> _Exercise directions_: Extract, exactly as written, the line that contains "Convert this document image to plain text." and all lines after it through the end of the records. Omit pictures.

══════════════════════════════

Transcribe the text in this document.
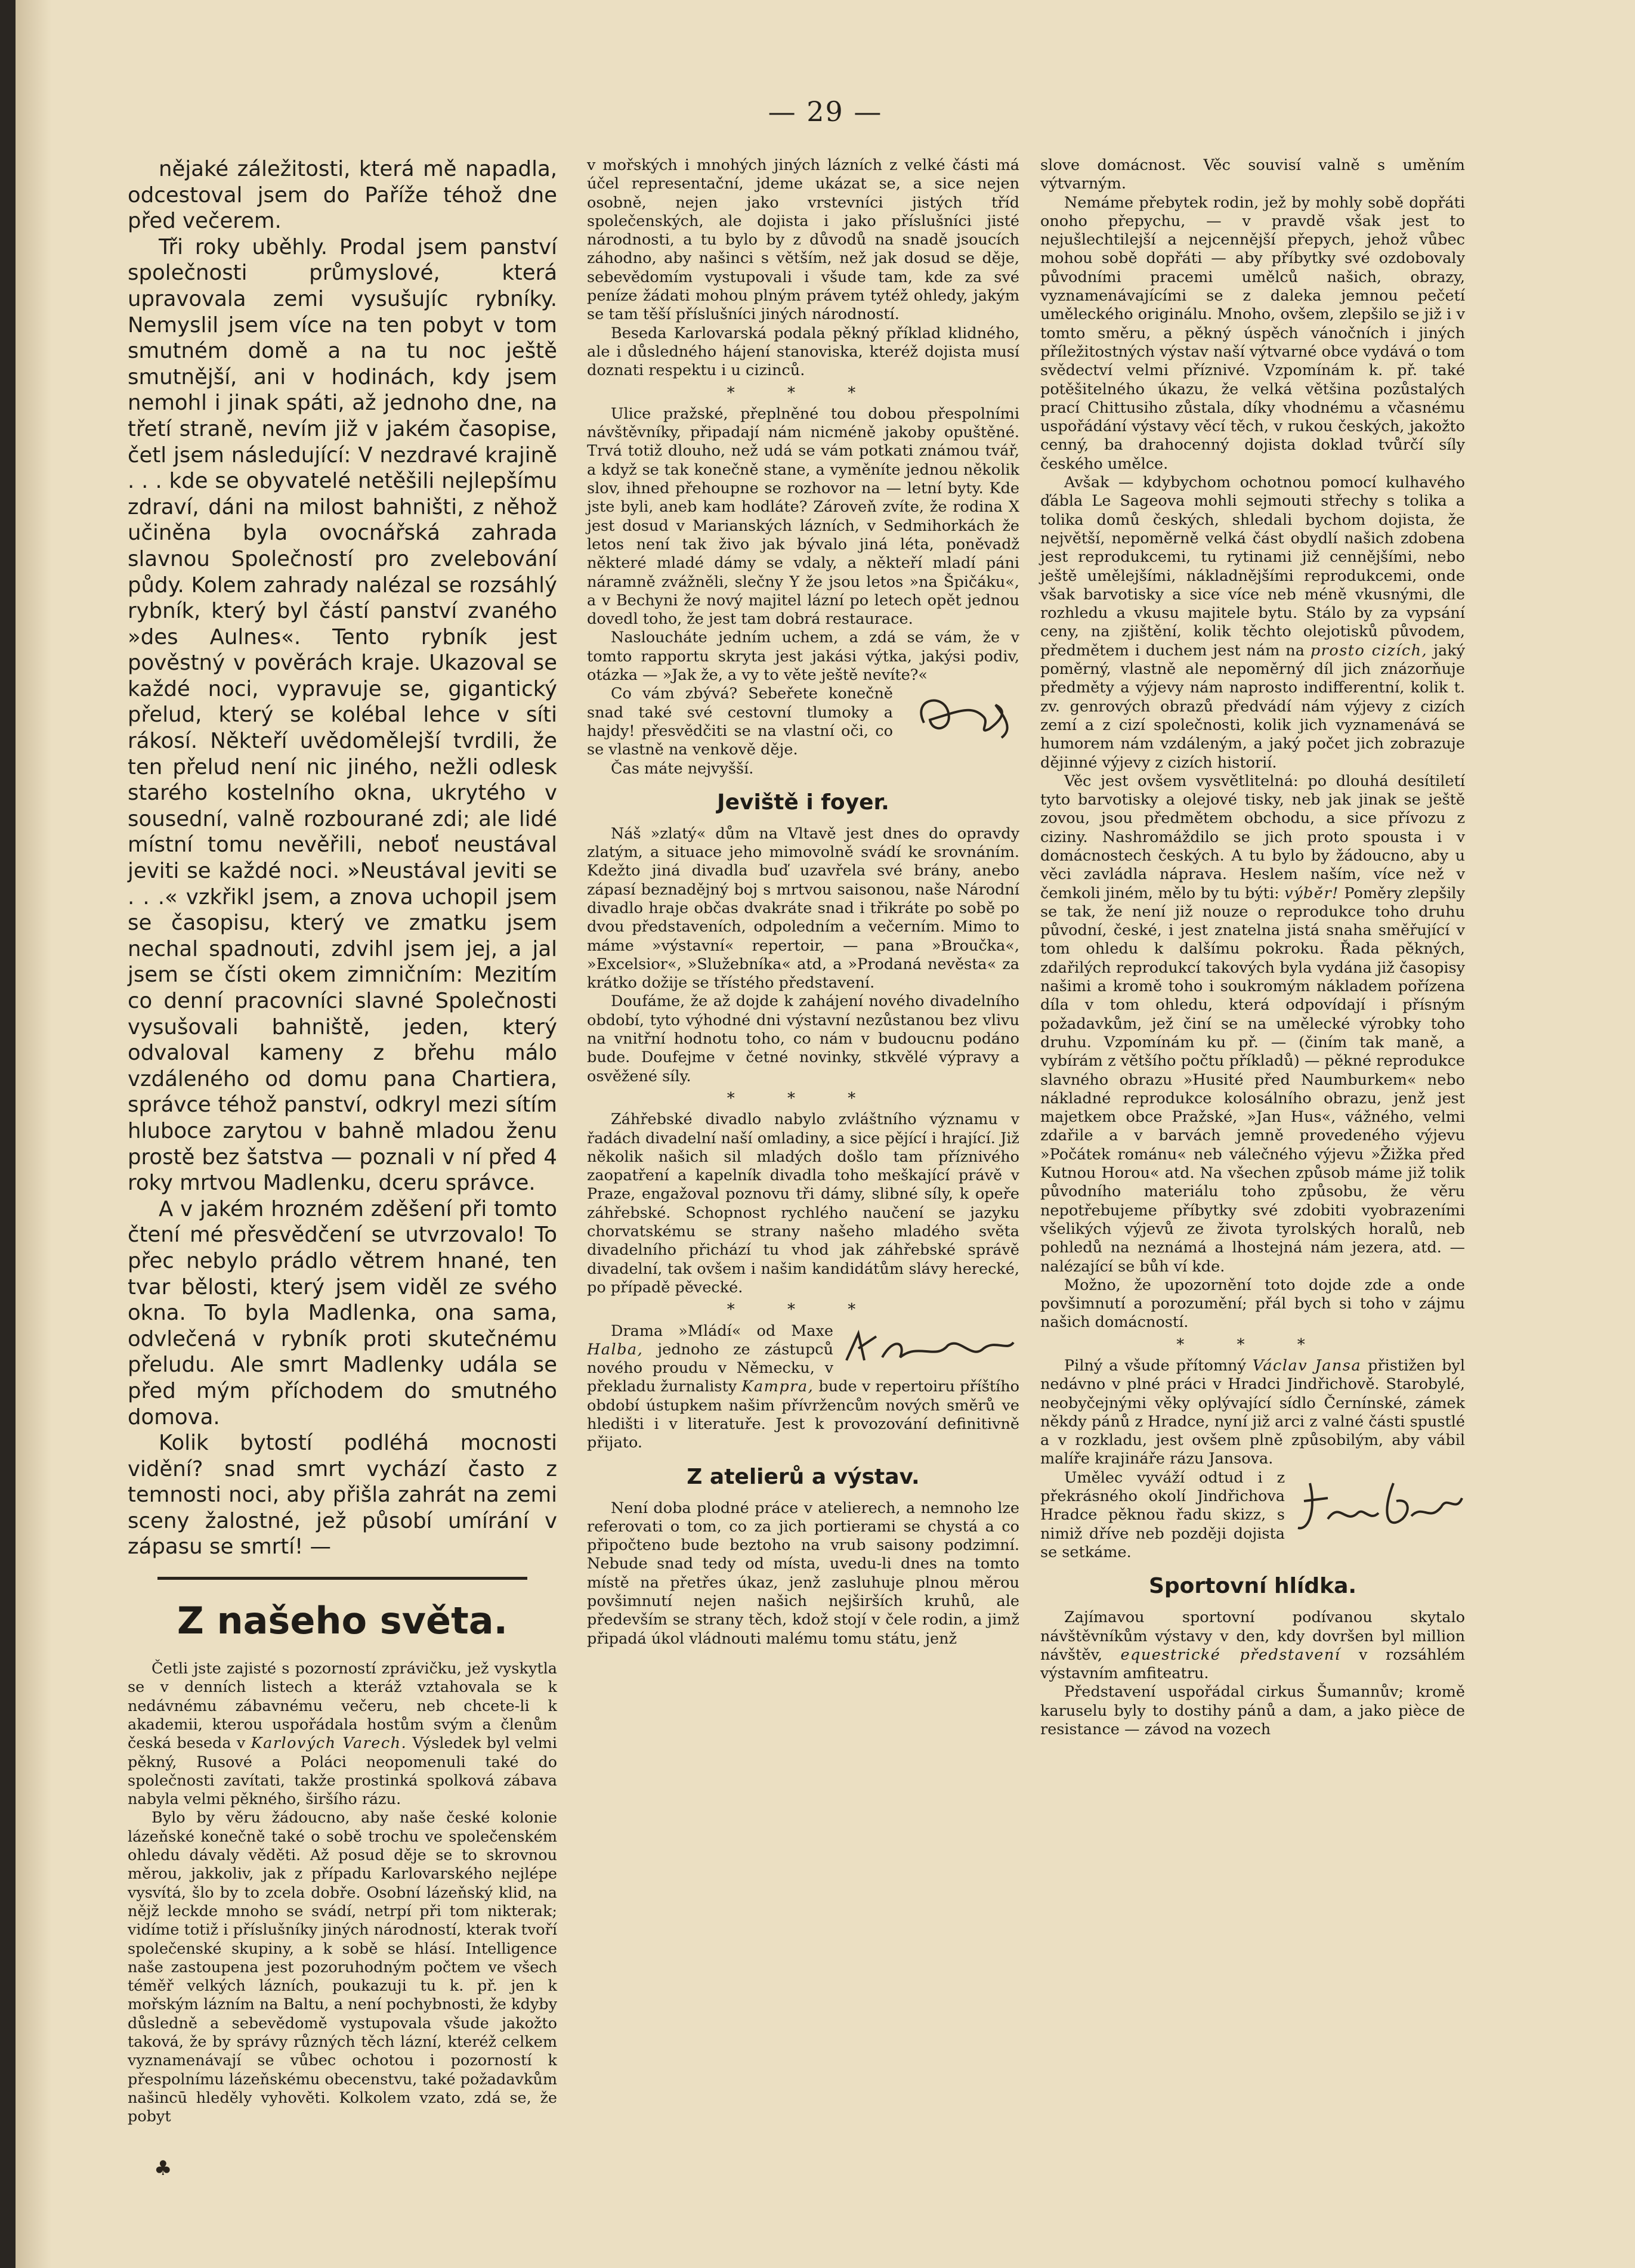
— 29 —

nějaké záležitosti, která mě napadla, odcestoval jsem do Paříže téhož dne před večerem.

Tři roky uběhly. Prodal jsem panství společnosti průmyslové, která upravovala zemi vysušujíc rybníky. Nemyslil jsem více na ten pobyt v tom smutném domě a na tu noc ještě smutnější, ani v hodinách, kdy jsem nemohl i jinak spáti, až jednoho dne, na třetí straně, nevím již v jakém časopise, četl jsem následující: V nezdravé krajině . . . kde se obyvatelé netěšili nejlepšímu zdraví, dáni na milost bahništi, z něhož učiněna byla ovocnářská zahrada slavnou Společností pro zvelebování půdy. Kolem zahrady nalézal se rozsáhlý rybník, který byl částí panství zvaného »des Aulnes«. Tento rybník jest pověstný v pověrách kraje. Ukazoval se každé noci, vypravuje se, gigantický přelud, který se kolébal lehce v síti rákosí. Někteří uvědomělejší tvrdili, že ten přelud není nic jiného, nežli odlesk starého kostelního okna, ukrytého v sousední, valně rozbourané zdi; ale lidé místní tomu nevěřili, neboť neustával jeviti se každé noci. »Neustával jeviti se . . .« vzkřikl jsem, a znova uchopil jsem se časopisu, který ve zmatku jsem nechal spadnouti, zdvihl jsem jej, a jal jsem se čísti okem zimničním: Mezitím co denní pracovníci slavné Společnosti vysušovali bahniště, jeden, který odvaloval kameny z břehu málo vzdáleného od domu pana Chartiera, správce téhož panství, odkryl mezi sítím hluboce zarytou v bahně mladou ženu prostě bez šatstva — poznali v ní před 4 roky mrtvou Madlenku, dceru správce.

A v jakém hrozném zděšení při tomto čtení mé přesvědčení se utvrzovalo! To přec nebylo prádlo větrem hnané, ten tvar bělosti, který jsem viděl ze svého okna. To byla Madlenka, ona sama, odvlečená v rybník proti skutečnému přeludu. Ale smrt Madlenky udála se před mým příchodem do smutného domova.

Kolik bytostí podléhá mocnosti vidění? snad smrt vychází často z temnosti noci, aby přišla zahrát na zemi sceny žalostné, jež působí umírání v zápasu se smrtí! —

Z našeho světa.

Četli jste zajisté s pozorností zprávičku, jež vyskytla se v denních listech a kteráž vztahovala se k nedávnému zábavnému večeru, neb chcete-li k akademii, kterou uspořádala hostům svým a členům česká beseda v Karlových Varech. Výsledek byl velmi pěkný, Rusové a Poláci neopomenuli také do společnosti zavítati, takže prostinká spolková zábava nabyla velmi pěkného, širšího rázu.

Bylo by věru žádoucno, aby naše české kolonie lázeňské konečně také o sobě trochu ve společenském ohledu dávaly věděti. Až posud děje se to skrovnou měrou, jakkoliv, jak z případu Karlovarského nejlépe vysvítá, šlo by to zcela dobře. Osobní lázeňský klid, na nějž leckde mnoho se svádí, netrpí při tom nikterak; vidíme totiž i příslušníky jiných národností, kterak tvoří společenské skupiny, a k sobě se hlásí. Intelligence naše zastoupena jest pozoruhodným počtem ve všech téměř velkých lázních, poukazuji tu k. př. jen k mořským lázním na Baltu, a není pochybnosti, že kdyby důsledně a sebevědomě vystupovala všude jakožto taková, že by správy různých těch lázní, kteréž celkem vyznamenávají se vůbec ochotou i pozorností k přespolnímu lázeňskému obecenstvu, také požadavkům našincū hleděly vyhověti. Kolkolem vzato, zdá se, že pobyt

v mořských i mnohých jiných lázních z velké části má účel representační, jdeme ukázat se, a sice nejen osobně, nejen jako vrstevníci jistých tříd společenských, ale dojista i jako příslušníci jisté národnosti, a tu bylo by z důvodů na snadě jsoucích záhodno, aby našinci s větším, než jak dosud se děje, sebevědomím vystupovali i všude tam, kde za své peníze žádati mohou plným právem tytéž ohledy, jakým se tam těší příslušníci jiných národností.

Beseda Karlovarská podala pěkný příklad klidného, ale i důsledného hájení stanoviska, kteréž dojista musí doznati respektu i u cizinců.

* * *

Ulice pražské, přeplněné tou dobou přespolními návštěvníky, připadají nám nicméně jakoby opuštěné. Trvá totiž dlouho, než udá se vám potkati známou tvář, a když se tak konečně stane, a vyměníte jednou několik slov, ihned přehoupne se rozhovor na — letní byty. Kde jste byli, aneb kam hodláte? Zároveň zvíte, že rodina X jest dosud v Marianských lázních, v Sedmihorkách že letos není tak živo jak bývalo jiná léta, poněvadž některé mladé dámy se vdaly, a někteří mladí páni náramně zvážněli, slečny Y že jsou letos »na Špičáku«, a v Bechyni že nový majitel lázní po letech opět jednou dovedl toho, že jest tam dobrá restaurace.

Nasloucháte jedním uchem, a zdá se vám, že v tomto rapportu skryta jest jakási výtka, jakýsi podiv, otázka — »Jak že, a vy to věte ještě nevíte?«

Pavel

Co vám zbývá? Sebeřete konečně snad také své cestovní tlumoky a hajdy! přesvědčiti se na vlastní oči, co se vlastně na venkově děje.

Čas máte nejvyšší.

Jeviště i foyer.

Náš »zlatý« dům na Vltavě jest dnes do opravdy zlatým, a situace jeho mimovolně svádí ke srovnáním. Kdežto jiná divadla buď uzavřela své brány, anebo zápasí beznadějný boj s mrtvou saisonou, naše Národní divadlo hraje občas dvakráte snad i třikráte po sobě po dvou představeních, odpoledním a večerním. Mimo to máme »výstavní« repertoir, — pana »Broučka«, »Excelsior«, »Služebníka« atd, a »Prodaná nevěsta« za krátko dožije se třístého představení.

Doufáme, že až dojde k zahájení nového divadelního období, tyto výhodné dni výstavní nezůstanou bez vlivu na vnitřní hodnotu toho, co nám v budoucnu podáno bude. Doufejme v četné novinky, stkvělé výpravy a osvěžené síly.

* * *

Záhřebské divadlo nabylo zvláštního významu v řadách divadelní naší omladiny, a sice pějící i hrající. Již několik našich sil mladých došlo tam příznivého zaopatření a kapelník divadla toho meškající právě v Praze, engažoval poznovu tři dámy, slibné síly, k opeře záhřebské. Schopnost rychlého naučení se jazyku chorvatskému se strany našeho mladého světa divadelního přichází tu vhod jak záhřebské správě divadelní, tak ovšem i našim kandidátům slávy herecké, po případě pěvecké.

* * *
K. Kazimour

Drama »Mládí« od Maxe Halba, jednoho ze zástupců nového proudu v Německu, v překladu žurnalisty Kampra, bude v repertoiru příštího období ústupkem našim přívržencům nových směrů ve hledišti i v literatuře. Jest k provozování definitivně přijato.

Z atelierů a výstav.

Není doba plodné práce v atelierech, a nemnoho lze referovati o tom, co za jich portieramі se chystá a co připočteno bude beztoho na vrub saisony podzimní. Nebude snad tedy od místa, uvedu-li dnes na tomto místě na přetřes úkaz, jenž zasluhuje plnou měrou povšimnutí nejen našich nejširších kruhů, ale především se strany těch, kdož stojí v čele rodin, a jimž připadá úkol vládnouti malému tomu státu, jenž

slove domácnost. Věc souvisí valně s uměním výtvarným.

Nemáme přebytek rodin, jež by mohly sobě dopřáti onoho přepychu, — v pravdě však jest to nejušlechtilejší a nejcennější přepych, jehož vůbec mohou sobě dopřáti — aby příbytky své ozdobovaly původními pracemi umělců našich, obrazy, vyznamenávajícími se z daleka jemnou pečetí uměleckého originálu. Mnoho, ovšem, zlepšilo se již i v tomto směru, a pěkný úspěch vánočních i jiných příležitostných výstav naší výtvarné obce vydává o tom svědectví velmi příznivé. Vzpomínám k. př. také potěšitelného úkazu, že velká většina pozůstalých prací Chittusiho zůstala, díky vhodnému a včasnému uspořádání výstavy věcí těch, v rukou českých, jakožto cenný, ba drahocenný dojista doklad tvůrčí síly českého umělce.

Avšak — kdybychom ochotnou pomocí kulhavého ďábla Le Sageova mohli sejmouti střechy s tolika a tolika domů českých, shledali bychom dojista, že největší, nepoměrně velká část obydlí našich zdobena jest reprodukcemi, tu rytinami již cennějšími, nebo ještě umělejšími, nákladnějšími reprodukcemi, onde však barvotisky a sice více neb méně vkusnými, dle rozhledu a vkusu majitele bytu. Stálo by za vypsání ceny, na zjištění, kolik těchto olejotisků původem, předmětem i duchem jest nám na prosto cizích, jaký poměrný, vlastně ale nepoměrný díl jich znázorňuje předměty a výjevy nám naprosto indifferentní, kolik t. zv. genrových obrazů předvádí nám výjevy z cizích zemí a z cizí společnosti, kolik jich vyznamenává se humorem nám vzdáleným, a jaký počet jich zobrazuje dějinné výjevy z cizích historií.

Věc jest ovšem vysvětlitelná: po dlouhá desítiletí tyto barvotisky a olejové tisky, neb jak jinak se ještě zovou, jsou předmětem obchodu, a sice přívozu z ciziny. Nashromáždilo se jich proto spousta i v domácnostech českých. A tu bylo by žádoucno, aby u věci zavládla náprava. Heslem naším, více než v čemkoli jiném, mělo by tu býti: výběr! Poměry zlepšily se tak, že není již nouze o reprodukce toho druhu původní, české, i jest znatelna jistá snaha směřující v tom ohledu k dalšímu pokroku. Řada pěkných, zdařilých reprodukcí takových byla vydána již časopisy našimi a kromě toho i soukromým nákladem pořízena díla v tom ohledu, která odpovídají i přísným požadavkům, jež činí se na umělecké výrobky toho druhu. Vzpomínám ku př. — (činím tak maně, a vybírám z většího počtu příkladů) — pěkné reprodukce slavného obrazu »Husité před Naumburkem« nebo nákladné reprodukce kolosálního obrazu, jenž jest majetkem obce Pražské, »Jan Hus«, vážného, velmi zdařile a v barvách jemně provedeného výjevu »Počátek románu« neb válečného výjevu »Žižka před Kutnou Horou« atd. Na všechen způsob máme již tolik původního materiálu toho způsobu, že věru nepotřebujeme příbytky své zdobiti vyobrazeními všelikých výjevů ze života tyrolských horalů, neb pohledů na neznámá a lhostejná nám jezera, atd. — nalézající se bůh ví kde.

Možno, že upozornění toto dojde zde a onde povšimnutí a porozumění; přál bych si toho v zájmu našich domácností.

* * *

Pilný a všude přítomný Václav Jansa přistižen byl nedávno v plné práci v Hradci Jindřichově. Starobylé, neobyčejnými věky oplývající sídlo Černínské, zámek někdy pánů z Hradce, nyní již arci z valné části spustlé a v rozkladu, jest ovšem plně způsobilým, aby vábil malíře krajináře rázu Jansova.

Jan Bukáj

Umělec vyváží odtud i z překrásného okolí Jindřichova Hradce pěknou řadu skizz, s nimiž dříve neb později dojista se setkáme.

Sportovní hlídka.

Zajímavou sportovní podívanou skytalo návštěvníkům výstavy v den, kdy dovršen byl million návštěv, equestrické představení v rozsáhlém výstavním amfiteatru.

Představení uspořádal cirkus Šumannův; kromě karuselu byly to dostihy pánů a dam, a jako pièce de resistance — závod na vozech

♣
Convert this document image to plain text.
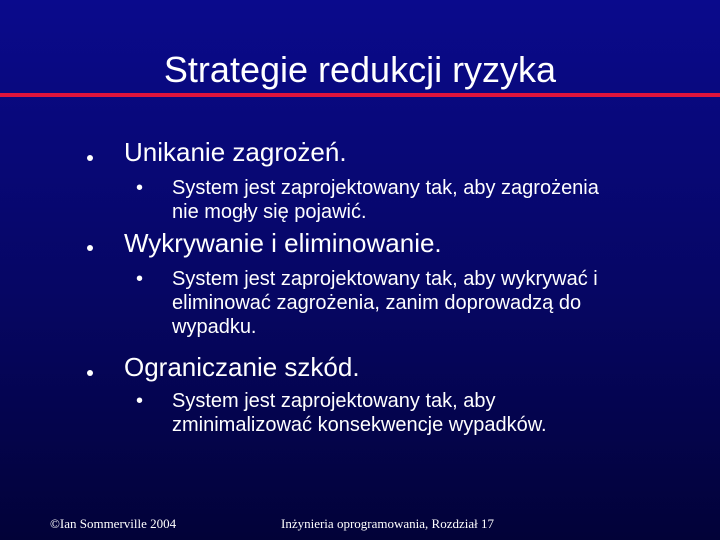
Strategie redukcji ryzyka
Unikanie zagrożeń.
• System jest zaprojektowany tak, aby zagrożenia
nie mogły się pojawić.
Wykrywanie i eliminowanie.
• System jest zaprojektowany tak, aby wykrywać i
eliminować zagrożenia, zanim doprowadzą do
wypadku.
Ograniczanie szkód.
• System jest zaprojektowany tak, aby
zminimalizować konsekwencje wypadków.
©Ian Sommerville 2004	Inżynieria oprogramowania, Rozdział 17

══════════════════════════════

> _Response for this exercise_:
Convert this document image to plain text.
Strategie redukcji ryzyka
Unikanie zagrożeń.
• System jest zaprojektowany tak, aby zagrożenia
nie mogły się pojawić.
Wykrywanie i eliminowanie.
• System jest zaprojektowany tak, aby wykrywać i
eliminować zagrożenia, zanim doprowadzą do
wypadku.
Ograniczanie szkód.
• System jest zaprojektowany tak, aby
zminimalizować konsekwencje wypadków.
©Ian Sommerville 2004	Inżynieria oprogramowania, Rozdział 17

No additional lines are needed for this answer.